[Data records]
::::::::
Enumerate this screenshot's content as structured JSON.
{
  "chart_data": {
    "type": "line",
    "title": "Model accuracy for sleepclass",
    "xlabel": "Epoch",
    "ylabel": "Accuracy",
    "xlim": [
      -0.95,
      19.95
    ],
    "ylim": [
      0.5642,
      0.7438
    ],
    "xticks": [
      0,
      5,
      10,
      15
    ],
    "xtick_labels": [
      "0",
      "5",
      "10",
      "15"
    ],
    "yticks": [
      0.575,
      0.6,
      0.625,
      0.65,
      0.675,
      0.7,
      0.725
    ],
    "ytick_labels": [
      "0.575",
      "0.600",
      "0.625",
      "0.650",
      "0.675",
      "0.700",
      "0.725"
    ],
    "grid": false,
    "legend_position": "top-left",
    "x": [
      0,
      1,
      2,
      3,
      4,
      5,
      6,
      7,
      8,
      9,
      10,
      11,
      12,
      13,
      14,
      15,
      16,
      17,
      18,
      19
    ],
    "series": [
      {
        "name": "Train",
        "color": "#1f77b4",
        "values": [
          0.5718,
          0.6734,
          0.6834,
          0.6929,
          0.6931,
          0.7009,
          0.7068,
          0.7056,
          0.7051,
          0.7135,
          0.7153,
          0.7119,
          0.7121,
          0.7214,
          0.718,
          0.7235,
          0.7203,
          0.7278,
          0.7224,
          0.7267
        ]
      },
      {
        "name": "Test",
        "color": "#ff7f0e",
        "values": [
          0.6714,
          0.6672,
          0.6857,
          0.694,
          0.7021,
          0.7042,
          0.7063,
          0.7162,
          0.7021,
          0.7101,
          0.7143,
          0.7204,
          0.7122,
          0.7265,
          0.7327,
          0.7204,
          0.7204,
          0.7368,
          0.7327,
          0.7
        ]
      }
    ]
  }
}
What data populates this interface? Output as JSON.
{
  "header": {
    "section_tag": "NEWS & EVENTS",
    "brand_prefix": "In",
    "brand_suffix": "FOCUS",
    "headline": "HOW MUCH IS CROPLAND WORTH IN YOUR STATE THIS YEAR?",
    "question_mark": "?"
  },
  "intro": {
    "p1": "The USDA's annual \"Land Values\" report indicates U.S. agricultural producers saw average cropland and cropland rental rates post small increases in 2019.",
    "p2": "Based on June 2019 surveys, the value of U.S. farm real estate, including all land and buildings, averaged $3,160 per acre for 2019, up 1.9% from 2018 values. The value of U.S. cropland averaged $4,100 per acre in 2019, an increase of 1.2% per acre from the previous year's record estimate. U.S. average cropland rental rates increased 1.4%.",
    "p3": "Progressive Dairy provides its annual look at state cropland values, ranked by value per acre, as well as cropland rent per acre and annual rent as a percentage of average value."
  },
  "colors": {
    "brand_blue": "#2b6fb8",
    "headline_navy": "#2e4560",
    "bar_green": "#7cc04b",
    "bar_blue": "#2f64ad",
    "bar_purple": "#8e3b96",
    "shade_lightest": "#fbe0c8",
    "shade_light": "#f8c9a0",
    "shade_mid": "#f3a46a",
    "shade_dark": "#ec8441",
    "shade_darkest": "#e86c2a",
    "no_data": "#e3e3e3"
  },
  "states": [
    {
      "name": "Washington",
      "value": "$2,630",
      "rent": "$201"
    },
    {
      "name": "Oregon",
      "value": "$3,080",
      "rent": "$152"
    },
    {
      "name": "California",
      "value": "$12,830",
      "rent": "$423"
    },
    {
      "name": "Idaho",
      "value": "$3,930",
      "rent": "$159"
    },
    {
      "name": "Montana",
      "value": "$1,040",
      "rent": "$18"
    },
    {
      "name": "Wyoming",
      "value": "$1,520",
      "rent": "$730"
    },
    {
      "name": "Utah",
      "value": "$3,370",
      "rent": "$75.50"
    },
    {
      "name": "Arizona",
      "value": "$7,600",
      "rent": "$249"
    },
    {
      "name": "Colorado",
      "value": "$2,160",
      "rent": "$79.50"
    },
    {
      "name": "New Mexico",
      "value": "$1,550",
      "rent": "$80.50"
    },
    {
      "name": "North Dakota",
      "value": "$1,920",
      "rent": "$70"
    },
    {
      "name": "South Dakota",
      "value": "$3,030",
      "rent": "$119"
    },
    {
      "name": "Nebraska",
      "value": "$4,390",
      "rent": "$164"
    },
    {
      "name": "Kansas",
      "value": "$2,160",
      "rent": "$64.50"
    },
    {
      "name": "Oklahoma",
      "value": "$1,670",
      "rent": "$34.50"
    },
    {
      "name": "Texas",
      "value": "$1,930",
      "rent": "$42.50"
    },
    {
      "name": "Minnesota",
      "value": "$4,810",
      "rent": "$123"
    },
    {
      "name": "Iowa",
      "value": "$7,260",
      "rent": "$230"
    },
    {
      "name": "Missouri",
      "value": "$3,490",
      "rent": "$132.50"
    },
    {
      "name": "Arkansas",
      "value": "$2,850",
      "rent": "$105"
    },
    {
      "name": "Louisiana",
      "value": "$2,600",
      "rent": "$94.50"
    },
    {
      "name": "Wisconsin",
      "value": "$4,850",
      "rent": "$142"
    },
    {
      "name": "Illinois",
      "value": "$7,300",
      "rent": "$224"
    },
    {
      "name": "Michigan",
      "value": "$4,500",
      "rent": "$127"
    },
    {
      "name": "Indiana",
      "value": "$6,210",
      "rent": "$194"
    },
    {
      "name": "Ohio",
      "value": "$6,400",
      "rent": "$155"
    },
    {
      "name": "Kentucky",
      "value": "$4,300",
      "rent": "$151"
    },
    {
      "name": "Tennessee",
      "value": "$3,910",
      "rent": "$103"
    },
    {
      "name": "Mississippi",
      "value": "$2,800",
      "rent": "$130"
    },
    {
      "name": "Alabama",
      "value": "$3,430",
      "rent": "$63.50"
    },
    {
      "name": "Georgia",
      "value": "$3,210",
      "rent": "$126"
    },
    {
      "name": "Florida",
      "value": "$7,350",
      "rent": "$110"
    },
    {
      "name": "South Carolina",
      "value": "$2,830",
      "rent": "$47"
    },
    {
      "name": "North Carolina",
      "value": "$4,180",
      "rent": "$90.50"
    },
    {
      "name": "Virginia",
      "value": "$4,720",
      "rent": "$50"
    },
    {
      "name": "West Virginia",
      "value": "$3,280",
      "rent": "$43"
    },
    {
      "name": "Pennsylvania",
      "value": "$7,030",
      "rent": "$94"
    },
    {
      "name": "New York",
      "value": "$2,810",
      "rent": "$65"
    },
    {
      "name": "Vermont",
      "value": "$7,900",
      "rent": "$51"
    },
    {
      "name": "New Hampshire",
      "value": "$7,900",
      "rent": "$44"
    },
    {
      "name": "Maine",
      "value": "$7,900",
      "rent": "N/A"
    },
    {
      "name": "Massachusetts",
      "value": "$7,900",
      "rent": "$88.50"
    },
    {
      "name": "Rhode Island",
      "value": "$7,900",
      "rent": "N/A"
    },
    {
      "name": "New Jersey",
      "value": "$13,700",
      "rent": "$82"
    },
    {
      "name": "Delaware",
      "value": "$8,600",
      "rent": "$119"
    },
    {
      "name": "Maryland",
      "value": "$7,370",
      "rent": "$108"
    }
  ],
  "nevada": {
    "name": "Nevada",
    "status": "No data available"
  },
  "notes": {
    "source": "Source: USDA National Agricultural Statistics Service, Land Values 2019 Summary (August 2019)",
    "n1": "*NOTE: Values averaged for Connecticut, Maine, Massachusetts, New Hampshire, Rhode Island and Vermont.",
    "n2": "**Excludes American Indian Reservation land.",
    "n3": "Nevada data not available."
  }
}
::::::::
WRITTEN TASK: Return each line of the data exactly as written above.

CORRECT RESULT:
Enumerate this screenshot's content as structured JSON.
{
  "chart_data": {
    "type": "line",
    "title": "Model accuracy for sleepclass",
    "xlabel": "Epoch",
    "ylabel": "Accuracy",
    "xlim": [
      -0.95,
      19.95
    ],
    "ylim": [
      0.5642,
      0.7438
    ],
    "xticks": [
      0,
      5,
      10,
      15
    ],
    "xtick_labels": [
      "0",
      "5",
      "10",
      "15"
    ],
    "yticks": [
      0.575,
      0.6,
      0.625,
      0.65,
      0.675,
      0.7,
      0.725
    ],
    "ytick_labels": [
      "0.575",
      "0.600",
      "0.625",
      "0.650",
      "0.675",
      "0.700",
      "0.725"
    ],
    "grid": false,
    "legend_position": "top-left",
    "x": [
      0,
      1,
      2,
      3,
      4,
      5,
      6,
      7,
      8,
      9,
      10,
      11,
      12,
      13,
      14,
      15,
      16,
      17,
      18,
      19
    ],
    "series": [
      {
        "name": "Train",
        "color": "#1f77b4",
        "values": [
          0.5718,
          0.6734,
          0.6834,
          0.6929,
          0.6931,
          0.7009,
          0.7068,
          0.7056,
          0.7051,
          0.7135,
          0.7153,
          0.7119,
          0.7121,
          0.7214,
          0.718,
          0.7235,
          0.7203,
          0.7278,
          0.7224,
          0.7267
        ]
      },
      {
        "name": "Test",
        "color": "#ff7f0e",
        "values": [
          0.6714,
          0.6672,
          0.6857,
          0.694,
          0.7021,
          0.7042,
          0.7063,
          0.7162,
          0.7021,
          0.7101,
          0.7143,
          0.7204,
          0.7122,
          0.7265,
          0.7327,
          0.7204,
          0.7204,
          0.7368,
          0.7327,
          0.7
        ]
      }
    ]
  }
}
What data populates this interface? Output as JSON.
{
  "header": {
    "section_tag": "NEWS & EVENTS",
    "brand_prefix": "In",
    "brand_suffix": "FOCUS",
    "headline": "HOW MUCH IS CROPLAND WORTH IN YOUR STATE THIS YEAR?",
    "question_mark": "?"
  },
  "intro": {
    "p1": "The USDA's annual \"Land Values\" report indicates U.S. agricultural producers saw average cropland and cropland rental rates post small increases in 2019.",
    "p2": "Based on June 2019 surveys, the value of U.S. farm real estate, including all land and buildings, averaged $3,160 per acre for 2019, up 1.9% from 2018 values. The value of U.S. cropland averaged $4,100 per acre in 2019, an increase of 1.2% per acre from the previous year's record estimate. U.S. average cropland rental rates increased 1.4%.",
    "p3": "Progressive Dairy provides its annual look at state cropland values, ranked by value per acre, as well as cropland rent per acre and annual rent as a percentage of average value."
  },
  "colors": {
    "brand_blue": "#2b6fb8",
    "headline_navy": "#2e4560",
    "bar_green": "#7cc04b",
    "bar_blue": "#2f64ad",
    "bar_purple": "#8e3b96",
    "shade_lightest": "#fbe0c8",
    "shade_light": "#f8c9a0",
    "shade_mid": "#f3a46a",
    "shade_dark": "#ec8441",
    "shade_darkest": "#e86c2a",
    "no_data": "#e3e3e3"
  },
  "states": [
    {
      "name": "Washington",
      "value": "$2,630",
      "rent": "$201"
    },
    {
      "name": "Oregon",
      "value": "$3,080",
      "rent": "$152"
    },
    {
      "name": "California",
      "value": "$12,830",
      "rent": "$423"
    },
    {
      "name": "Idaho",
      "value": "$3,930",
      "rent": "$159"
    },
    {
      "name": "Montana",
      "value": "$1,040",
      "rent": "$18"
    },
    {
      "name": "Wyoming",
      "value": "$1,520",
      "rent": "$730"
    },
    {
      "name": "Utah",
      "value": "$3,370",
      "rent": "$75.50"
    },
    {
      "name": "Arizona",
      "value": "$7,600",
      "rent": "$249"
    },
    {
      "name": "Colorado",
      "value": "$2,160",
      "rent": "$79.50"
    },
    {
      "name": "New Mexico",
      "value": "$1,550",
      "rent": "$80.50"
    },
    {
      "name": "North Dakota",
      "value": "$1,920",
      "rent": "$70"
    },
    {
      "name": "South Dakota",
      "value": "$3,030",
      "rent": "$119"
    },
    {
      "name": "Nebraska",
      "value": "$4,390",
      "rent": "$164"
    },
    {
      "name": "Kansas",
      "value": "$2,160",
      "rent": "$64.50"
    },
    {
      "name": "Oklahoma",
      "value": "$1,670",
      "rent": "$34.50"
    },
    {
      "name": "Texas",
      "value": "$1,930",
      "rent": "$42.50"
    },
    {
      "name": "Minnesota",
      "value": "$4,810",
      "rent": "$123"
    },
    {
      "name": "Iowa",
      "value": "$7,260",
      "rent": "$230"
    },
    {
      "name": "Missouri",
      "value": "$3,490",
      "rent": "$132.50"
    },
    {
      "name": "Arkansas",
      "value": "$2,850",
      "rent": "$105"
    },
    {
      "name": "Louisiana",
      "value": "$2,600",
      "rent": "$94.50"
    },
    {
      "name": "Wisconsin",
      "value": "$4,850",
      "rent": "$142"
    },
    {
      "name": "Illinois",
      "value": "$7,300",
      "rent": "$224"
    },
    {
      "name": "Michigan",
      "value": "$4,500",
      "rent": "$127"
    },
    {
      "name": "Indiana",
      "value": "$6,210",
      "rent": "$194"
    },
    {
      "name": "Ohio",
      "value": "$6,400",
      "rent": "$155"
    },
    {
      "name": "Kentucky",
      "value": "$4,300",
      "rent": "$151"
    },
    {
      "name": "Tennessee",
      "value": "$3,910",
      "rent": "$103"
    },
    {
      "name": "Mississippi",
      "value": "$2,800",
      "rent": "$130"
    },
    {
      "name": "Alabama",
      "value": "$3,430",
      "rent": "$63.50"
    },
    {
      "name": "Georgia",
      "value": "$3,210",
      "rent": "$126"
    },
    {
      "name": "Florida",
      "value": "$7,350",
      "rent": "$110"
    },
    {
      "name": "South Carolina",
      "value": "$2,830",
      "rent": "$47"
    },
    {
      "name": "North Carolina",
      "value": "$4,180",
      "rent": "$90.50"
    },
    {
      "name": "Virginia",
      "value": "$4,720",
      "rent": "$50"
    },
    {
      "name": "West Virginia",
      "value": "$3,280",
      "rent": "$43"
    },
    {
      "name": "Pennsylvania",
      "value": "$7,030",
      "rent": "$94"
    },
    {
      "name": "New York",
      "value": "$2,810",
      "rent": "$65"
    },
    {
      "name": "Vermont",
      "value": "$7,900",
      "rent": "$51"
    },
    {
      "name": "New Hampshire",
      "value": "$7,900",
      "rent": "$44"
    },
    {
      "name": "Maine",
      "value": "$7,900",
      "rent": "N/A"
    },
    {
      "name": "Massachusetts",
      "value": "$7,900",
      "rent": "$88.50"
    },
    {
      "name": "Rhode Island",
      "value": "$7,900",
      "rent": "N/A"
    },
    {
      "name": "New Jersey",
      "value": "$13,700",
      "rent": "$82"
    },
    {
      "name": "Delaware",
      "value": "$8,600",
      "rent": "$119"
    },
    {
      "name": "Maryland",
      "value": "$7,370",
      "rent": "$108"
    }
  ],
  "nevada": {
    "name": "Nevada",
    "status": "No data available"
  },
  "notes": {
    "source": "Source: USDA National Agricultural Statistics Service, Land Values 2019 Summary (August 2019)",
    "n1": "*NOTE: Values averaged for Connecticut, Maine, Massachusetts, New Hampshire, Rhode Island and Vermont.",
    "n2": "**Excludes American Indian Reservation land.",
    "n3": "Nevada data not available."
  }
}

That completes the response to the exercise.